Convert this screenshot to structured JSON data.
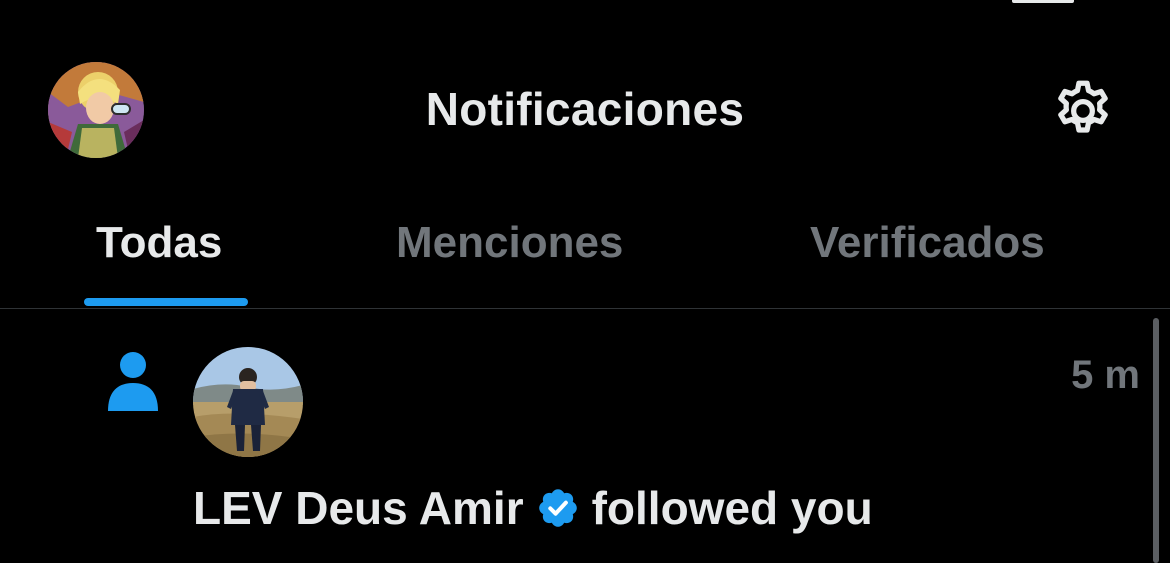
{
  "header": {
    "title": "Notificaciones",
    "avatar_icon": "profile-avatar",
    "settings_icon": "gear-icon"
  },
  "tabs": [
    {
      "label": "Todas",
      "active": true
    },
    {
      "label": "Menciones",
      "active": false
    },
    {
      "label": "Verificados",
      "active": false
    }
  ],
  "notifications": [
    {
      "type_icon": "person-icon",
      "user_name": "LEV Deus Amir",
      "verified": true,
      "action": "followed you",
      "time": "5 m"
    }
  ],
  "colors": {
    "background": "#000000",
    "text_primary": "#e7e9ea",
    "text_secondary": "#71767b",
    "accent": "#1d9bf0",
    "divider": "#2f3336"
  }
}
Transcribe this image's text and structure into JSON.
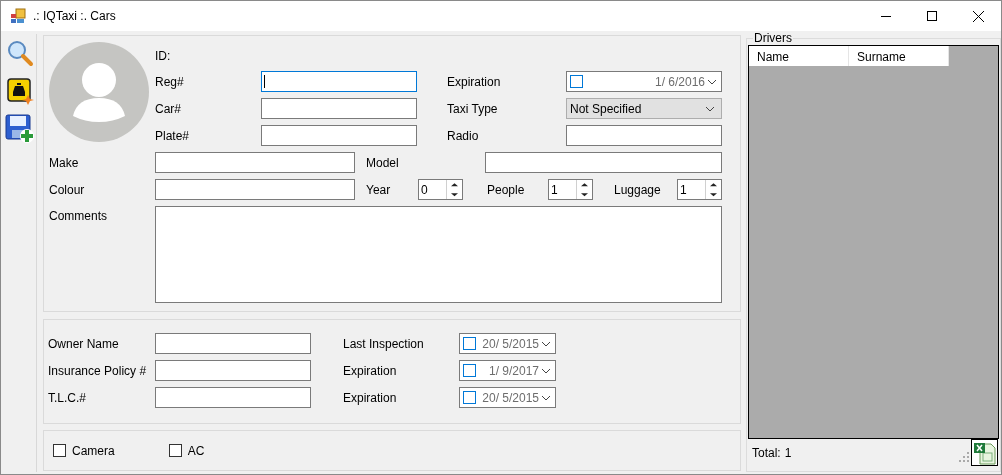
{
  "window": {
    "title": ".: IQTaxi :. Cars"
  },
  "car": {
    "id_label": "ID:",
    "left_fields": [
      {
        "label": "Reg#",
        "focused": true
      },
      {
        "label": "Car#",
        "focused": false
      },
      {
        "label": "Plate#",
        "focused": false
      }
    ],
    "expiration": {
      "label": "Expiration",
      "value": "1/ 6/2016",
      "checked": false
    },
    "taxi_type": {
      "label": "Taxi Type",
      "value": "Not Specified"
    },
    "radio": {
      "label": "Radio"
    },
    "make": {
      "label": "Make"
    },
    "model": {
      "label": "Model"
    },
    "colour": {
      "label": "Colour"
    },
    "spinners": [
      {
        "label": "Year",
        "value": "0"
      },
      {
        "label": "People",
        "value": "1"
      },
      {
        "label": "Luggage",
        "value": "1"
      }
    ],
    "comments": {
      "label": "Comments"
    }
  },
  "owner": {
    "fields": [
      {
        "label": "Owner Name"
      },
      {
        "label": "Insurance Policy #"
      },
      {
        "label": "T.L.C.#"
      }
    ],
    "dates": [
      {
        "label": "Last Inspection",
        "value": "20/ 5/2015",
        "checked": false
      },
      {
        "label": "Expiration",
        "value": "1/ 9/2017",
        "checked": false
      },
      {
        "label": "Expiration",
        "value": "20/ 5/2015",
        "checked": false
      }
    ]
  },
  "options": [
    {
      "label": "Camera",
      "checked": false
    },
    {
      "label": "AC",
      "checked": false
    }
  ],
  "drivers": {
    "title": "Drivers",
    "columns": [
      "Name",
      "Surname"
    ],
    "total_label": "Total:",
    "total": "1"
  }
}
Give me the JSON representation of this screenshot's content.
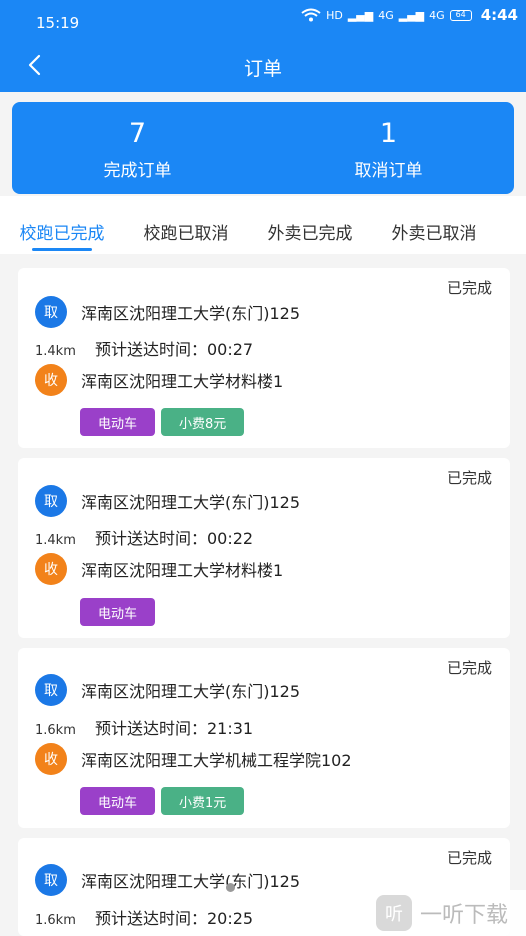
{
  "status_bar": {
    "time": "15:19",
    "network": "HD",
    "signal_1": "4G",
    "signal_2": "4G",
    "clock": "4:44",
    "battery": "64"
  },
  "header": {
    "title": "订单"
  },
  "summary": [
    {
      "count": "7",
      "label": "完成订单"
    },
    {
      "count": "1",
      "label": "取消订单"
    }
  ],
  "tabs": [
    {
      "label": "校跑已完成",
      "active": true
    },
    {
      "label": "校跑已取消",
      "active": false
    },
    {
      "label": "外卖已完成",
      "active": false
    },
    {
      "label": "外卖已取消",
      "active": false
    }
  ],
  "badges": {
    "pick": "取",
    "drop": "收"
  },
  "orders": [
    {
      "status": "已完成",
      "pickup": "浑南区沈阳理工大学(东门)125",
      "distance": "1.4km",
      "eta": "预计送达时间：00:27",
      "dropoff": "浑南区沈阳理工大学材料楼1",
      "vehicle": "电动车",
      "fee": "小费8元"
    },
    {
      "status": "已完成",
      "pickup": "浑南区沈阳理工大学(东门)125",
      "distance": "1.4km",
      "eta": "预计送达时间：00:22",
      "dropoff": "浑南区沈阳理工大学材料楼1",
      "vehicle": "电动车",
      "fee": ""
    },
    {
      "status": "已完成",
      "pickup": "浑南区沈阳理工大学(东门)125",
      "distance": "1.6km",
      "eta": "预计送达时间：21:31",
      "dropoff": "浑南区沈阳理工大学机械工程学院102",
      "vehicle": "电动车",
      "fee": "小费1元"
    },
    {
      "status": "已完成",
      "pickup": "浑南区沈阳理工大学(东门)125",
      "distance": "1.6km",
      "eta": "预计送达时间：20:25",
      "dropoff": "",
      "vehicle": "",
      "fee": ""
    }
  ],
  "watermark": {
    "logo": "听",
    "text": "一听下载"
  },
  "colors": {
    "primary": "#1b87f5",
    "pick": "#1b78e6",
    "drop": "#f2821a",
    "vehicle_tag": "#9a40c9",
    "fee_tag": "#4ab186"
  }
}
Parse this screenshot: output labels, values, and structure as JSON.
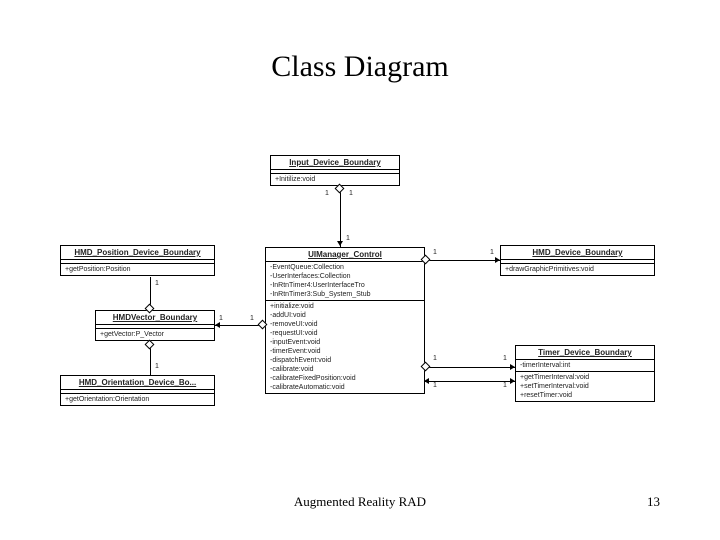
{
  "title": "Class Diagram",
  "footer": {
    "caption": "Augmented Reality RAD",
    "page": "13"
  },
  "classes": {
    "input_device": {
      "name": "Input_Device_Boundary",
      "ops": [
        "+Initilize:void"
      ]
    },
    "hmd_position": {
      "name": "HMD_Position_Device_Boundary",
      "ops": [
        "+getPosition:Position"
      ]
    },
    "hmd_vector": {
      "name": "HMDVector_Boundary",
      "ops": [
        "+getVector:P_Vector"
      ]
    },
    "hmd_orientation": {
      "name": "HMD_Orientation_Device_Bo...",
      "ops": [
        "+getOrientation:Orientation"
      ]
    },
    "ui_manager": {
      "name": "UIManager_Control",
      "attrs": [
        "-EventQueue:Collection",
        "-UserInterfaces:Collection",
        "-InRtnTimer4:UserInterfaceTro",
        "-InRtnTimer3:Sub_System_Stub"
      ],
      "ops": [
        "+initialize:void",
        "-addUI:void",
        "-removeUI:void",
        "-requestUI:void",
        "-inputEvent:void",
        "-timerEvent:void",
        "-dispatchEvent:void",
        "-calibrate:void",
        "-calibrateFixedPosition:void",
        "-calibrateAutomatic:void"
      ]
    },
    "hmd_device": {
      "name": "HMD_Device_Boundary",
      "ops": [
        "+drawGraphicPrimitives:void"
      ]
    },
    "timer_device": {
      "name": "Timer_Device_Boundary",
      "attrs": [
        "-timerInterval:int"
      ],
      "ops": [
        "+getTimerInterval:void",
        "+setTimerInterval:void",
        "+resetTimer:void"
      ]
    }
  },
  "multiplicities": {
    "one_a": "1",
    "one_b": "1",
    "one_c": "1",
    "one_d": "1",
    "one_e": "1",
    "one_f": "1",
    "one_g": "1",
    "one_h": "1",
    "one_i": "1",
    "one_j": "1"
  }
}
──────
WRITTEN PROBLEM - Pick out each line that holds the string "dropoff".

SOLUTION -
      "dropoff": "浑南区沈阳理工大学材料楼1",
      "dropoff": "浑南区沈阳理工大学材料楼1",
      "dropoff": "浑南区沈阳理工大学机械工程学院102",
      "dropoff": "",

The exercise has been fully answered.